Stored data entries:

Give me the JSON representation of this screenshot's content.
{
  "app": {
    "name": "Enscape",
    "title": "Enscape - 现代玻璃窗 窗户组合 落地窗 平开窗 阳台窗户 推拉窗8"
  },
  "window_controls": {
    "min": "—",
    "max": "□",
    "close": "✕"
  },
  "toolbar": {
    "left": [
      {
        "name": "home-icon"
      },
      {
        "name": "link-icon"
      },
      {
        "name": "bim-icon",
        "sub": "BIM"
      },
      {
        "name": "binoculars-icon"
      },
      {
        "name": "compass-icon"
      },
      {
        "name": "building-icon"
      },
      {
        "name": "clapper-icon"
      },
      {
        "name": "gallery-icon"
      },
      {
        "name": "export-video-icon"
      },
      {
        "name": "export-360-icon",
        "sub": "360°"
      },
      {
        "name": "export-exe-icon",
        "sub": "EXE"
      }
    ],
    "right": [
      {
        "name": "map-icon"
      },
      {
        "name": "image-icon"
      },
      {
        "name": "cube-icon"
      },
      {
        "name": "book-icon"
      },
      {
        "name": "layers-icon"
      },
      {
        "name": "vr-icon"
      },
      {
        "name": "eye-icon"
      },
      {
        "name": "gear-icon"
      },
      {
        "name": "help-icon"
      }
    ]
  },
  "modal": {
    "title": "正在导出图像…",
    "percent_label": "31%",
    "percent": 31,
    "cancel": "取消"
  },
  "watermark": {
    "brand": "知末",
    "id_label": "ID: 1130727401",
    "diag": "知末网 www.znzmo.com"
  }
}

→ TASK DESCRIPTION:
Repeat each record in full; every line must match exactly.

→ WRITTEN SOLUTION:
Give me the JSON representation of this screenshot's content.
{
  "app": {
    "name": "Enscape",
    "title": "Enscape - 现代玻璃窗 窗户组合 落地窗 平开窗 阳台窗户 推拉窗8"
  },
  "window_controls": {
    "min": "—",
    "max": "□",
    "close": "✕"
  },
  "toolbar": {
    "left": [
      {
        "name": "home-icon"
      },
      {
        "name": "link-icon"
      },
      {
        "name": "bim-icon",
        "sub": "BIM"
      },
      {
        "name": "binoculars-icon"
      },
      {
        "name": "compass-icon"
      },
      {
        "name": "building-icon"
      },
      {
        "name": "clapper-icon"
      },
      {
        "name": "gallery-icon"
      },
      {
        "name": "export-video-icon"
      },
      {
        "name": "export-360-icon",
        "sub": "360°"
      },
      {
        "name": "export-exe-icon",
        "sub": "EXE"
      }
    ],
    "right": [
      {
        "name": "map-icon"
      },
      {
        "name": "image-icon"
      },
      {
        "name": "cube-icon"
      },
      {
        "name": "book-icon"
      },
      {
        "name": "layers-icon"
      },
      {
        "name": "vr-icon"
      },
      {
        "name": "eye-icon"
      },
      {
        "name": "gear-icon"
      },
      {
        "name": "help-icon"
      }
    ]
  },
  "modal": {
    "title": "正在导出图像…",
    "percent_label": "31%",
    "percent": 31,
    "cancel": "取消"
  },
  "watermark": {
    "brand": "知末",
    "id_label": "ID: 1130727401",
    "diag": "知末网 www.znzmo.com"
  }
}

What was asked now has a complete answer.